FRAGMENTO DE PÁGINA —

▬▬▬

Toda norma general y abstracta puede ser atacada por lo que iguala o por lo que diferencia. Así, se puede argumentar que no es justo que la ley, a efectos de edad de jubilación forzosa, trate igual a los jueces de setenta años que están en plana forma física y mental y a los que sufren achaques propios de la edad, a los que tienen hijos o nietos a su cargo y a los que están libres de cargas familiares, etc. Y se puede igualmente alegar que no es justo que sea diferente la edad de jubilación forzosa para los jueces y para otros funcionarios públicos con muy altas responsabilidades también. Pero por lo común el ataque no se hará aduciendo sencillamente lo injusto de la equiparación o de la diferenciación, sino que se echará mano de otros argumentos. Lo habitual es que la igualación sea cuestionada con base en el principio de proporcionalidad y se tenga, por tanto, como desproporcionada; y que la diferenciación de trato se cuestione como contraria a la igualdad.

Ahora bien, hay en eso último un matiz muy importante. Si la diferencia de trato se considera discriminatoria por contraria al principio de igualdad, lo procedente sería considerar que la norma diferenciadora es inconstitucional y tendrían los jueces que así lo enfoquen que plantear la cuestión de inconstitucionalidad o que aplicar a rajatabla la norma diferenciadora en cuestión si ya ha sido calificada como constitucional por el Tribunal Constitucional. ¿Solución? Combatir la diferenciación haciendo ver que no es propiamente discriminatoria por contraria al artículo 14 CE, pero sí opuesta a otro principio constitucional. Con esa argucia dialéctica consiguen los tribunales inaplicar normas legales que diferencian de modo no contrario al principio de igualdad y hacen esos tribunales que la distinción legalmente sentada y constitucionalmente admisible quede en papel mojado. Allí donde la ley trata diferentemente, los jueces imponen una normatividad igualadora, siempre con base en un principio que se trae a colación para cargarse lo que la norma manda y derrotarla, y haciendo como si hubiera vencido el Derecho de verdad, que es el que fluye de los principios.

Una sentencia, entre tantísimas

Veamos esto último con el ejemplo una sentencia particularmente clara al efecto, la 1305/2023 de la Sala Tercera del Tribunal Supremo.

La Ley 40/2003 de Protección a las Familias Numerosas dice en su artículo 2.1 que

A los efectos de esta ley, se entiende por familia numerosa la integrada por uno o dos ascendientes con tres o más hijos, sean o no comunes”, y en el apartado 3 de ese mismo artículo 2 leemos que “A los efectos de esta ley, se consideran ascendientes al padre, a la madre o a ambos conjuntamente cuando exista vínculo conyugal y, en su caso, al cónyuge de uno de ellos.

Queda claro que, a tenor de tal norma, cuentan como ascendientes beneficiarios el padre y la madre si están casados, pero no cuentan el padre y la madre como ascendientes beneficiarios, ambos, si no están casados, en cuyo caso sólo será beneficiario el que lo solicite, no su pareja y aunque sea progenitor biológico de los hijos. Es el tratamiento general que la ley prevé, y no contempla situaciones como la de la pareja de hecho formalmente inscrita como tal en cualquiera de los registros al efecto existentes o que a otros efectos legales sirvan.

▬▬▬

(Registros sin procesar)
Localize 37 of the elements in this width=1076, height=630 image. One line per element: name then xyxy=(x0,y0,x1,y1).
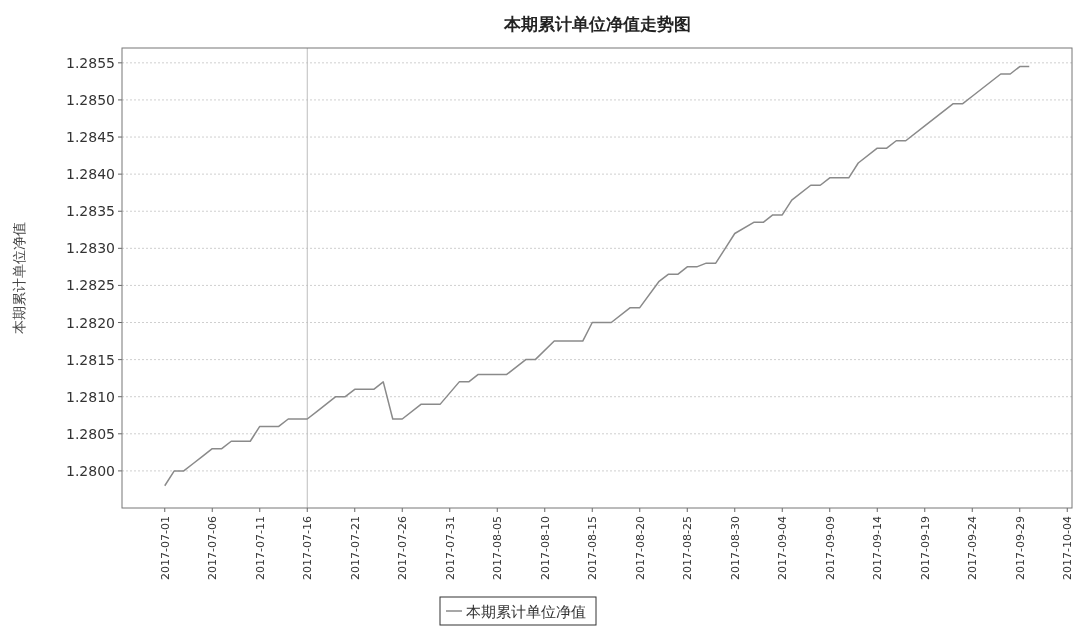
y-tick-label: 1.2805 xyxy=(66,425,115,442)
y-tick-label: 1.2835 xyxy=(66,203,115,220)
x-tick-label: 2017-09-24 xyxy=(966,516,980,580)
y-tick-label: 1.2830 xyxy=(66,240,115,257)
x-tick-label: 2017-09-09 xyxy=(823,516,837,580)
x-tick-label: 2017-07-11 xyxy=(253,516,267,580)
y-tick-label: 1.2820 xyxy=(66,314,115,331)
y-tick-label: 1.2845 xyxy=(66,129,115,146)
x-tick-label: 2017-07-21 xyxy=(348,516,362,580)
x-tick-label: 2017-09-29 xyxy=(1013,516,1027,580)
x-tick-label: 2017-07-01 xyxy=(158,516,172,580)
chart-title: 本期累计单位净值走势图 xyxy=(502,14,691,34)
y-tick-label: 1.2850 xyxy=(66,91,115,108)
legend: 本期累计单位净值 xyxy=(439,596,597,626)
x-tick-label: 2017-08-25 xyxy=(681,516,695,580)
y-tick-label: 1.2800 xyxy=(66,462,115,479)
x-tick-label: 2017-09-04 xyxy=(776,516,790,580)
x-tick-label: 2017-10-04 xyxy=(1061,516,1075,580)
legend-label: 本期累计单位净值 xyxy=(466,603,586,621)
x-tick-label: 2017-09-14 xyxy=(871,516,885,580)
line-series xyxy=(164,65,1030,487)
y-tick-label: 1.2815 xyxy=(66,351,115,368)
y-tick-label: 1.2825 xyxy=(66,277,115,294)
x-tick-label: 2017-07-06 xyxy=(206,516,220,580)
x-tick-label: 2017-08-30 xyxy=(728,516,742,580)
x-tick-label: 2017-07-16 xyxy=(301,516,315,580)
y-tick-label: 1.2855 xyxy=(66,54,115,71)
x-tick-label: 2017-09-19 xyxy=(918,516,932,580)
x-tick-label: 2017-08-15 xyxy=(586,516,600,580)
y-axis-title: 本期累计单位净值 xyxy=(11,222,27,334)
y-tick-label: 1.2810 xyxy=(66,388,115,405)
x-tick-label: 2017-07-31 xyxy=(443,516,457,580)
x-tick-label: 2017-08-05 xyxy=(491,516,505,580)
x-tick-label: 2017-08-20 xyxy=(633,516,647,580)
x-tick-label: 2017-08-10 xyxy=(538,516,552,580)
y-tick-label: 1.2840 xyxy=(66,166,115,183)
x-tick-label: 2017-07-26 xyxy=(396,516,410,580)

▬▬▬

TAREAS PROPUESTAS —
(1) Según el fragmento sobre el principio de igualdad, ¿qué sentencia se toma como ejemplo?
(2) Prosigue el fragmento sobre el principio de igualdad a partir de su última oración.
Los registros no son necesarios para resolver las tareas.

RESPUESTAS POR TAREA —
(1) La sentencia 1305/2023 de la Sala Tercera del Tribunal Supremo.

(2)
En el caso que la sentencia resuelve, una pareja de hecho, hombre y mujer, tenían tres hijos comunes. El padre solicitó el título de familia numerosa y le fue concedido, figurando como beneficiarios él y los tres hijos, pero no la madre, pues no estaban casados el padre y la madre, aunque sí inscritos en el registro de parejas de hecho.

La madre reclamó ser incluida como beneficiaria y le fue denegada tal solicitud, con base en la norma hace un momento citada. Apeló judicialmente y se le dio la razón en primera y segunda instancia. La Junta de Andalucía recurrió en casación y el Tribunal Supremo, en esta sentencia que comentamos, ratificó las sentencias anteriores y extendió el derecho a esa madre no casada.

Los argumentos del Tribunal Supremo, en esta sentencia, son los siguientes:

1º) La Ley de Protección a las Familias Numerosas “entronca con el artículo 39.1 de la Constitución que manda a los poderes públicos asegurar la protección social, económica y jurídica de las familias”. En opinión del Tribunal, no ha de importar si el vínculo entre los progenitores es conyugal o no, pues el principio protector de la familia ha de imperar tanto en un caso como en otro. “El vínculo conyugal se justifica como garantía formal de que hay una convivencia familiar estable e indefinida en el tiempo”, pero también “hay garantía formal de la realidad de una convivencia more uxorio tratándose de convivientes que no desean contraer matrimonio”, siempre y cuando que estén inscritos en un registro de uniones de hecho.

El legislador quiso distinguir, pero el Tribunal no admite la distinción, porque la estima opuesta al principio constitucional de protección de las familias, pese a lo cual se dirá también que la norma no es inconstitucional.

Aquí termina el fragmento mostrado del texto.